WORK REQUIRED:
Copy every line of the entries that includes the word "name".

Items from a data source
----

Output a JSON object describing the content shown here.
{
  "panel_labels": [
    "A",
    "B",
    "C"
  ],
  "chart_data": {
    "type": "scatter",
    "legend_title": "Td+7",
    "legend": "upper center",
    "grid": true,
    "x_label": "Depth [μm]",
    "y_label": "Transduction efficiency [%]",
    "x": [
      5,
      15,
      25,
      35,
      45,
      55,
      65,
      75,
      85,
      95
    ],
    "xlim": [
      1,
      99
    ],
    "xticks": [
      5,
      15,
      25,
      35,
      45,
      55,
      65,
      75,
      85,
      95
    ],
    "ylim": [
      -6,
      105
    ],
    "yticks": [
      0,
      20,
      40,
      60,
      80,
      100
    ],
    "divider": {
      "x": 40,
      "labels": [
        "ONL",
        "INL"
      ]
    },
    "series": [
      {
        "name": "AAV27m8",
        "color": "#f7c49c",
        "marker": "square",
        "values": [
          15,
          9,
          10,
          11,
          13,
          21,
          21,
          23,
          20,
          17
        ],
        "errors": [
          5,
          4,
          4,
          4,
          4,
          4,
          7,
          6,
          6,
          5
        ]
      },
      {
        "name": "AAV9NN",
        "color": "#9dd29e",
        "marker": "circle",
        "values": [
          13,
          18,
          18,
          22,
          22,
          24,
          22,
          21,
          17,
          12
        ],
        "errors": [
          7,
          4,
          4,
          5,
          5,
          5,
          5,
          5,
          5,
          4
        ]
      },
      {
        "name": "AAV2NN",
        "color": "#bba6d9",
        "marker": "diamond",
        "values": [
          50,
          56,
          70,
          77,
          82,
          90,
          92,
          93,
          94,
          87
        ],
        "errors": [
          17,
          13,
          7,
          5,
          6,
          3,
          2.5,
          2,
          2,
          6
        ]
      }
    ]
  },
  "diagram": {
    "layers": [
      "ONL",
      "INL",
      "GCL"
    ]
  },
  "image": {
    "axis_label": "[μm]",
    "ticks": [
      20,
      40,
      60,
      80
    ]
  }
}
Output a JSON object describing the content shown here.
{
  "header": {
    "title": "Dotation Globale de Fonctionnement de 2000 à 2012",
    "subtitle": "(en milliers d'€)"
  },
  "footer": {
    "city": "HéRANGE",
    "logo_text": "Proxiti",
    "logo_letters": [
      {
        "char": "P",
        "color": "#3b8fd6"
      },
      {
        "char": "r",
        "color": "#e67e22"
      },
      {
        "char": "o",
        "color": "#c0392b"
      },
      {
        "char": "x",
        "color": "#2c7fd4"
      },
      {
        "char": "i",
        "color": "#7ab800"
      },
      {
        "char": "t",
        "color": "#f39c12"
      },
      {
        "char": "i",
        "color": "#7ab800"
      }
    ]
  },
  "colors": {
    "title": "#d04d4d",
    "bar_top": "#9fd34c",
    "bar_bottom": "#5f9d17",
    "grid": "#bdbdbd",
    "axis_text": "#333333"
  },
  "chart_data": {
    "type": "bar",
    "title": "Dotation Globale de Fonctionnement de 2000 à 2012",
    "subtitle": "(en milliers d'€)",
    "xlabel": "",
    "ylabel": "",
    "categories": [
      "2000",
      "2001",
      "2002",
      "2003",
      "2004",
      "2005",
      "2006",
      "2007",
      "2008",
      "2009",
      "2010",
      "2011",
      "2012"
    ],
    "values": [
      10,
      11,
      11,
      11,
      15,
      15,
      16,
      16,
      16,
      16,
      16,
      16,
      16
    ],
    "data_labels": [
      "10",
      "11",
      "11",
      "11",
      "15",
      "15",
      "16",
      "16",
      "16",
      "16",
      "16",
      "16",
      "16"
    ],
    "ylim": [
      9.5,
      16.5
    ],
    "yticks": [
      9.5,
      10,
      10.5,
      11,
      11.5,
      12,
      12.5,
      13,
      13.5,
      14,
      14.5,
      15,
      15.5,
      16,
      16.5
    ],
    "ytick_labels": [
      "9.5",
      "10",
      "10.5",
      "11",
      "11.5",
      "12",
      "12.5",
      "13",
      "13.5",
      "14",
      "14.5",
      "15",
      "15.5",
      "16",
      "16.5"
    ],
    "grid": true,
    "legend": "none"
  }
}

----

TASK ANSWER:
        "name": "AAV27m8",
        "name": "AAV9NN",
        "name": "AAV2NN",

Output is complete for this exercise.